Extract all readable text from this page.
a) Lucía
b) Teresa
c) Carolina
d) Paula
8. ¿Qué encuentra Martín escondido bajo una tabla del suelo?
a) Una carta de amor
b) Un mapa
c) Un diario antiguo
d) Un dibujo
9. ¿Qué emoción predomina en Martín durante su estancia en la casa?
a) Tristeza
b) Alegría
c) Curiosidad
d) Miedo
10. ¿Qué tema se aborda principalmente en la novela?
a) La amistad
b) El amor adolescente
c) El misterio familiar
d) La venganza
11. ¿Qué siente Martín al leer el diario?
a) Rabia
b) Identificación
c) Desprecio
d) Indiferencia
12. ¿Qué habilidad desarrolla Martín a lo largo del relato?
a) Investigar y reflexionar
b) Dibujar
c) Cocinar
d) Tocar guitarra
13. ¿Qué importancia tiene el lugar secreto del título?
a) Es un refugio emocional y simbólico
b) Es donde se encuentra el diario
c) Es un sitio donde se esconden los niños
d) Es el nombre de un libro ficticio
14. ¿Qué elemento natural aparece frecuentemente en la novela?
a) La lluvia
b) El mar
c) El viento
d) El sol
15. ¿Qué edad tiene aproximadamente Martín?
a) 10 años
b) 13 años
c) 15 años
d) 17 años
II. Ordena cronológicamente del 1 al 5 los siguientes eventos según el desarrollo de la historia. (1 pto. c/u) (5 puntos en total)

◆ ◆ ◆ ◆ ◆

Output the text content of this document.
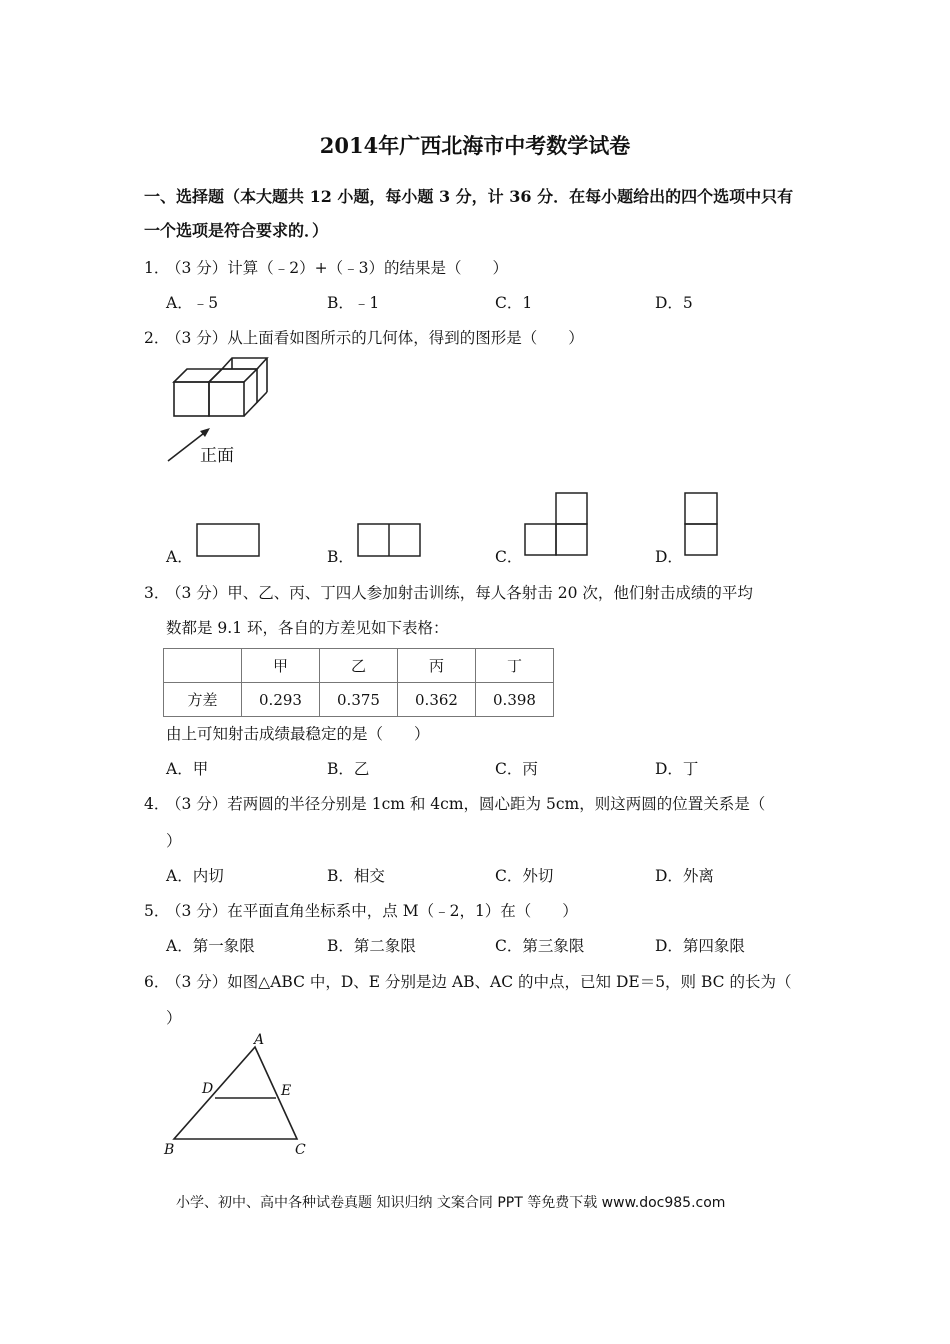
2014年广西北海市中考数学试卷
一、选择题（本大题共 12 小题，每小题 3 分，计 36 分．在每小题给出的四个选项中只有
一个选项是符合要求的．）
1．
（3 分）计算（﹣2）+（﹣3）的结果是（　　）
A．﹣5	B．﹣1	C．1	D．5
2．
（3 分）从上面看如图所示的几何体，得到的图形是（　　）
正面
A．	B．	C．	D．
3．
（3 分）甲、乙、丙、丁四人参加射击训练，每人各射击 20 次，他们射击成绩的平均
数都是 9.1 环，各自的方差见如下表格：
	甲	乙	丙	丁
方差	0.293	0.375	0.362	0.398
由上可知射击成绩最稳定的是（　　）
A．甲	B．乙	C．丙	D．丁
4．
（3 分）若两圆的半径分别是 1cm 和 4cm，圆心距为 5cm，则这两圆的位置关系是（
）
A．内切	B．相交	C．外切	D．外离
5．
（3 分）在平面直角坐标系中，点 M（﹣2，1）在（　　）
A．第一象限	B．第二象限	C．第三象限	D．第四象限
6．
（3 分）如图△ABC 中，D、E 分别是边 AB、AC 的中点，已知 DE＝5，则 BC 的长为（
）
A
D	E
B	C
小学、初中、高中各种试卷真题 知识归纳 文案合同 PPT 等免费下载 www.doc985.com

◆ ◆ ◆ ◆ ◆

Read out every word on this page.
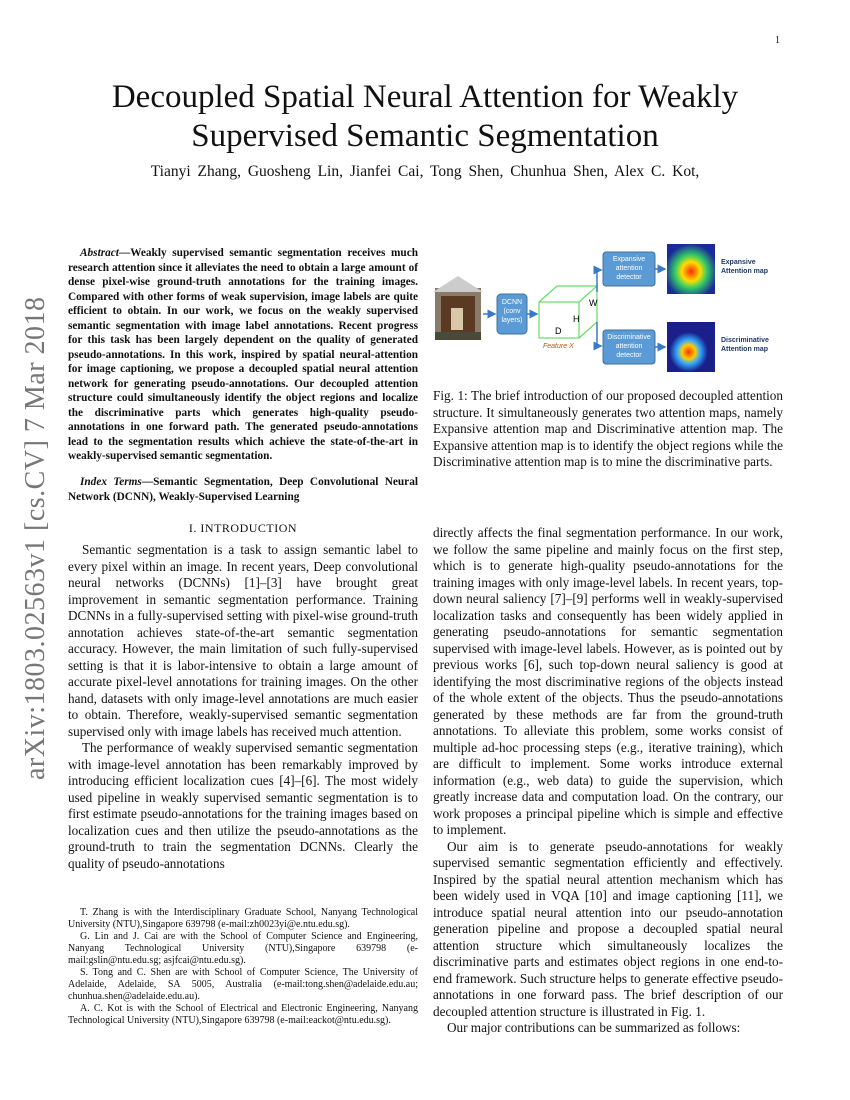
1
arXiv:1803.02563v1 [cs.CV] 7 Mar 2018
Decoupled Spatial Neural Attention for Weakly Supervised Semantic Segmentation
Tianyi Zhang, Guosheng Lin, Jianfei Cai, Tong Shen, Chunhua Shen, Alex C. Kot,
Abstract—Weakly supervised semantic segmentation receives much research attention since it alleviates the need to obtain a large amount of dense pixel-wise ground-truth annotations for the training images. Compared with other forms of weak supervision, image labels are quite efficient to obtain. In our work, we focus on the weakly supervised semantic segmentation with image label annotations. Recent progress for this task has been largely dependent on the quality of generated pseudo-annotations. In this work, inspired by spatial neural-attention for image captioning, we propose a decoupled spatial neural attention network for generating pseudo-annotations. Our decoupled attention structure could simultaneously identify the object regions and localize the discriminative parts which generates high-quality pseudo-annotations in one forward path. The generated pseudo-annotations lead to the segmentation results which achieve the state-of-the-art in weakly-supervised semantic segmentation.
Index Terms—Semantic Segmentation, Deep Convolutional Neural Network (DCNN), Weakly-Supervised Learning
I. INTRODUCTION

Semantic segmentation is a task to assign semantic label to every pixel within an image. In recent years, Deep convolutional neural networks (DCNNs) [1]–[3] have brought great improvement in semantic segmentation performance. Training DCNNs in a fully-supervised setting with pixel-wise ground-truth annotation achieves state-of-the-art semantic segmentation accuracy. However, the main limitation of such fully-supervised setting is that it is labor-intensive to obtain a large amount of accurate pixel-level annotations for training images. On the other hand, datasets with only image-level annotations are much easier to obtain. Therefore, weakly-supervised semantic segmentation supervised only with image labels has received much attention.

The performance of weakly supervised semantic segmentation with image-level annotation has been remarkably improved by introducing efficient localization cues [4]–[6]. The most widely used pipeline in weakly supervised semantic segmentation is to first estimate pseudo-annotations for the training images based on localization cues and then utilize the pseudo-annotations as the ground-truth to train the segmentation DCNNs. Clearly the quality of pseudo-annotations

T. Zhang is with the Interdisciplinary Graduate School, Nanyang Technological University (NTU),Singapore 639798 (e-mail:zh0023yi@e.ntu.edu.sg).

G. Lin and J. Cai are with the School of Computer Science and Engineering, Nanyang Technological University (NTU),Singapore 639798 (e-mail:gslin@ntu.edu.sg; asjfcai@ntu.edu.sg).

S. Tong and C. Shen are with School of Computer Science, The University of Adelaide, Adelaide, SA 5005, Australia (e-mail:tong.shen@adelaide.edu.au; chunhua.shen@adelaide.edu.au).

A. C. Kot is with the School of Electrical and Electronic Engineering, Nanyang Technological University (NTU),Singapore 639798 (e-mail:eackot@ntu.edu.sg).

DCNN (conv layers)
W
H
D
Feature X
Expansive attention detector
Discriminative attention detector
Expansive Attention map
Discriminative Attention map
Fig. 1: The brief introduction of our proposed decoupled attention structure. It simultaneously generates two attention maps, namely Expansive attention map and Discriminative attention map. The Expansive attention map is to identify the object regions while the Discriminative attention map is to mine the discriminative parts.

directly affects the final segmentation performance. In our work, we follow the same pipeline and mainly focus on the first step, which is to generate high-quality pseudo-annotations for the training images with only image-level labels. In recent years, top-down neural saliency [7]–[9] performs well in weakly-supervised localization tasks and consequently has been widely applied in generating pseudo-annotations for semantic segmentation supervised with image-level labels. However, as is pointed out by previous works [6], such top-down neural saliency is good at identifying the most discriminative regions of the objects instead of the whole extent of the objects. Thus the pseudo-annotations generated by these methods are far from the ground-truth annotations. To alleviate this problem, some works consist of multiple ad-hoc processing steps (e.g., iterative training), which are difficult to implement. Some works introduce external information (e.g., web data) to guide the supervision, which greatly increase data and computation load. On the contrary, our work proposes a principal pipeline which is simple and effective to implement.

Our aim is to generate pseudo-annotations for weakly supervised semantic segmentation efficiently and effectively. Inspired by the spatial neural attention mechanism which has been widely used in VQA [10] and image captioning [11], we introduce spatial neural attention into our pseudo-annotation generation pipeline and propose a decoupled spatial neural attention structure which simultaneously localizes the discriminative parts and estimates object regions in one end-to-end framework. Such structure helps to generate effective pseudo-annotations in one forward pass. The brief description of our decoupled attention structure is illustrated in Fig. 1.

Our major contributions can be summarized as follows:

◆ ◆ ◆ ◆ ◆

## What needs to be done
Above are the records. Identify each line that contains the word "generates".

## Answer to the task
Abstract—Weakly supervised semantic segmentation receives much research attention since it alleviates the need to obtain a large amount of dense pixel-wise ground-truth annotations for the training images. Compared with other forms of weak supervision, image labels are quite efficient to obtain. In our work, we focus on the weakly supervised semantic segmentation with image label annotations. Recent progress for this task has been largely dependent on the quality of generated pseudo-annotations. In this work, inspired by spatial neural-attention for image captioning, we propose a decoupled spatial neural attention network for generating pseudo-annotations. Our decoupled attention structure could simultaneously identify the object regions and localize the discriminative parts which generates high-quality pseudo-annotations in one forward path. The generated pseudo-annotations lead to the segmentation results which achieve the state-of-the-art in weakly-supervised semantic segmentation.
Fig. 1: The brief introduction of our proposed decoupled attention structure. It simultaneously generates two attention maps, namely Expansive attention map and Discriminative attention map. The Expansive attention map is to identify the object regions while the Discriminative attention map is to mine the discriminative parts.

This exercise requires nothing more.